Dataset excerpt:
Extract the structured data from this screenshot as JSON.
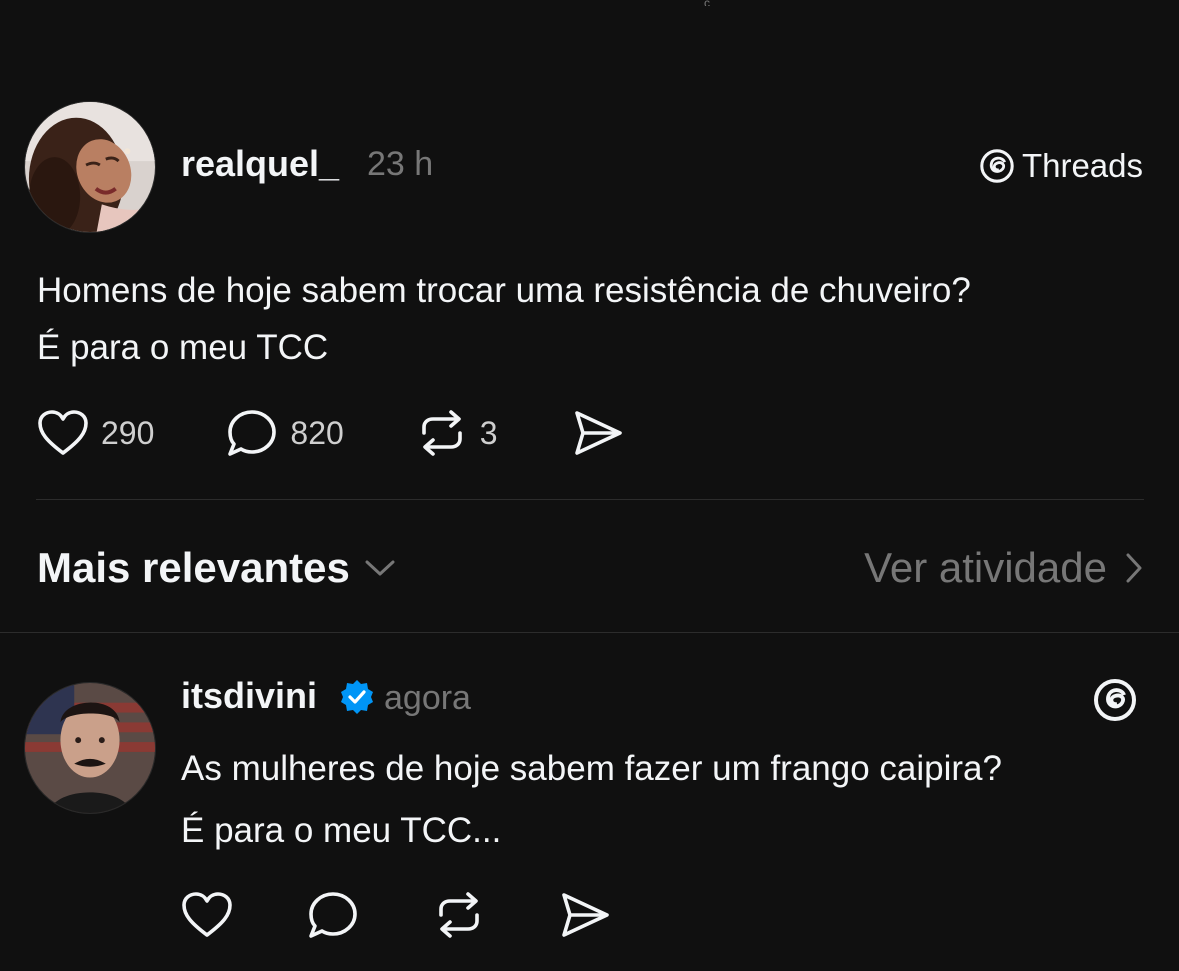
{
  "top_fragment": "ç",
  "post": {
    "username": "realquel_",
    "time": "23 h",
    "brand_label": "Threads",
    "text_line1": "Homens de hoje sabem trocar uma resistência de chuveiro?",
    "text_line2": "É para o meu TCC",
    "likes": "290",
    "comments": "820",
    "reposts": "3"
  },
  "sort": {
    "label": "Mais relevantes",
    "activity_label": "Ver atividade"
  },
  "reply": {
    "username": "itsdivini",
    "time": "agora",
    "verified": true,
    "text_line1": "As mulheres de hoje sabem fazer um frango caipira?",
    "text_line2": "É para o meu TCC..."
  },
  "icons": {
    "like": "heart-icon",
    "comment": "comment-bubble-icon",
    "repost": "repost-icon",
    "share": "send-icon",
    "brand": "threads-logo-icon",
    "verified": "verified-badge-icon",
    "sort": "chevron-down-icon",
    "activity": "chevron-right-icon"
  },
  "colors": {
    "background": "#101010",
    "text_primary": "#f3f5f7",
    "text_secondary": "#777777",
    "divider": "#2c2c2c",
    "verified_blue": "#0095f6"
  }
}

What to produce
Filter the listing for the word "sabem" and copy every line that holds it.

Final result
    "text_line1": "Homens de hoje sabem trocar uma resistência de chuveiro?",
    "text_line1": "As mulheres de hoje sabem fazer um frango caipira?",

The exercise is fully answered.